Consignes et exigences:
Dans l'extrait ci-dessous sur le poème de Mahmoud Darwich, relevez tout ce que les vers cités au premier paragraphe ordonnent de quitter.

Extrait choisi:

□ □ □ □ □ □ □

Tout aussi contesté et d’une honnêteté frappante, ce poème, qui a été discuté à la Knesset en 1988, est une réponse à la violente répression des autorités israéliennes à l’encontre des manifestants palestiniens. « Quittez notre Terre / Nos rivages, notre mer / Notre blé, notre sel, notre blessure. » Ces quelques vers font trembler les autorités. Car Mahmoud Darwich a osé affronter les auteurs des crimes produits lors de l’occupation israélienne.
L’auteur expliquera par la suite avoir voulu désigner par « notre Terre » les territoires occupés : la bande de Gaza et la Cisjordanie.
Mahmoud Darwich
1.
Vous qui passez parmi les paroles passagères
Portez vos noms et partez
Retirez vos heures de notre temps, partez
Extorquez ce que vous voulez
Du bleu du ciel et du sable de la mémoire
Prenez les photos que vous voulez, pour savoir
Que vous ne saurez pas
Comment les pierres de notre terre
Bâtissent le toit du ciel
2.

□ □ □ □ □ □ □

Entrées extraites:
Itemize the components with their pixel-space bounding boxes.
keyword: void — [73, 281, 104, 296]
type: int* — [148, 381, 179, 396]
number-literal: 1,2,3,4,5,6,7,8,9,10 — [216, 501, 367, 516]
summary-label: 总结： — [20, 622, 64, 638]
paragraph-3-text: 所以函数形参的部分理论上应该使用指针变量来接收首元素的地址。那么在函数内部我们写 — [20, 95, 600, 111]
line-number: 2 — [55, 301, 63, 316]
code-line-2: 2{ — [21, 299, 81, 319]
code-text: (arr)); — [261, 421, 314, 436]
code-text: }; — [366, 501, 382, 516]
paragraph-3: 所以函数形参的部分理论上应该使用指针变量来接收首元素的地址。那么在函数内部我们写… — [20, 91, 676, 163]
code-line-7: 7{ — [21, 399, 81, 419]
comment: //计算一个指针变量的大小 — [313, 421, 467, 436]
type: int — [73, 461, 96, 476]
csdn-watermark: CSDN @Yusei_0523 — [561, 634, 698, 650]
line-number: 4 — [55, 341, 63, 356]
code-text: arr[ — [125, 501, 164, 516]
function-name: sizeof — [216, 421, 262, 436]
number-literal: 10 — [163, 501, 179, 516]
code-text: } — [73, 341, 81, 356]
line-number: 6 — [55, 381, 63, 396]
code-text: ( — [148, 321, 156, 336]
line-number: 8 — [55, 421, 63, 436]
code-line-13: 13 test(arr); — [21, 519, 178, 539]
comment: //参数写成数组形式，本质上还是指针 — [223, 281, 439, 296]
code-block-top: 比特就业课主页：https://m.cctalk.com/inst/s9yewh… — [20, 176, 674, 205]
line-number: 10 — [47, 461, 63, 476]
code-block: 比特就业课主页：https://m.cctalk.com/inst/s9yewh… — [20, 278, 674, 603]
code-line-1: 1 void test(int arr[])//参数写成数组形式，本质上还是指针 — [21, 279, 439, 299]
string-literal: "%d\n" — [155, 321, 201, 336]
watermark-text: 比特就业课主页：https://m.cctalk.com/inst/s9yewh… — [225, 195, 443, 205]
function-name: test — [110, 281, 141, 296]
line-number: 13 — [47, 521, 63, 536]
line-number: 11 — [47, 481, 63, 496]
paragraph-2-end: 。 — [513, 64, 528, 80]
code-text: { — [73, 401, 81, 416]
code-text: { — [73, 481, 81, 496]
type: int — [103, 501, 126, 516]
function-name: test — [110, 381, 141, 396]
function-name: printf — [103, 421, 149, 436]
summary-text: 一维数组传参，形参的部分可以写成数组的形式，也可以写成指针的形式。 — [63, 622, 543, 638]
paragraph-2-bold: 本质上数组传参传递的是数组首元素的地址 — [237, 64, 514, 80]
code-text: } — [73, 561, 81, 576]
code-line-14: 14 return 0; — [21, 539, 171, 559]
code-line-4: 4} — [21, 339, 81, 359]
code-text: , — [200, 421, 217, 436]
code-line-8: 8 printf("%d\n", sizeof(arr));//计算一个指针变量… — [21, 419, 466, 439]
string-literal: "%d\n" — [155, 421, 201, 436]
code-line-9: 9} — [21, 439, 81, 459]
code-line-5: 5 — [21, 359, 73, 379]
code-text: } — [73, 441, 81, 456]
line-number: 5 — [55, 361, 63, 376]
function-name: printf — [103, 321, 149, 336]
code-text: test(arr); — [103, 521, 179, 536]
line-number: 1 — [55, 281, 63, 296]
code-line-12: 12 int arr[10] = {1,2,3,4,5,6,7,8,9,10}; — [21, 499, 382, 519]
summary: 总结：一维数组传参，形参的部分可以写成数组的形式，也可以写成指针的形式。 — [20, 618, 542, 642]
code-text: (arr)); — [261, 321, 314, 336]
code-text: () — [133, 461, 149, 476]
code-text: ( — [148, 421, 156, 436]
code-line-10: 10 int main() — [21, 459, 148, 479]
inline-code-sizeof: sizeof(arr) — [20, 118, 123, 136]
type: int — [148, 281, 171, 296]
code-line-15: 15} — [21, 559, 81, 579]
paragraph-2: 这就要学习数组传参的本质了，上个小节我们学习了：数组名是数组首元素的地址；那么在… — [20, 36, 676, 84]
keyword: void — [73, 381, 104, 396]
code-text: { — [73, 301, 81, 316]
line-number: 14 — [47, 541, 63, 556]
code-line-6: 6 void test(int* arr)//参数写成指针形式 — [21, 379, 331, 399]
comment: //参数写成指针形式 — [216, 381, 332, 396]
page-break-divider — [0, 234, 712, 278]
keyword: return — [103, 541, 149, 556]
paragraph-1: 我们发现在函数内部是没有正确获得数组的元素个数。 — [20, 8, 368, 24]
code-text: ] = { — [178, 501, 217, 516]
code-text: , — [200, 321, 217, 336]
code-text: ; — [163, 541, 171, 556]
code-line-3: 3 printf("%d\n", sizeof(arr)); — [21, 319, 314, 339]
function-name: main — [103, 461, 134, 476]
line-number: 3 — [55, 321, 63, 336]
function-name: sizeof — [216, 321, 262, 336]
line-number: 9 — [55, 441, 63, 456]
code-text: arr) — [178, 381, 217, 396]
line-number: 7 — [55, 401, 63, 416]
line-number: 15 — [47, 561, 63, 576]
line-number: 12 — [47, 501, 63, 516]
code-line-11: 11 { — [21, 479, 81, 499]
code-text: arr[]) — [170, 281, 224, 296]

□ □ □ □ □ □ □

Réponse complète:
- notre Terre
- nos rivages
- notre mer
- notre blé
- notre sel
- notre blessure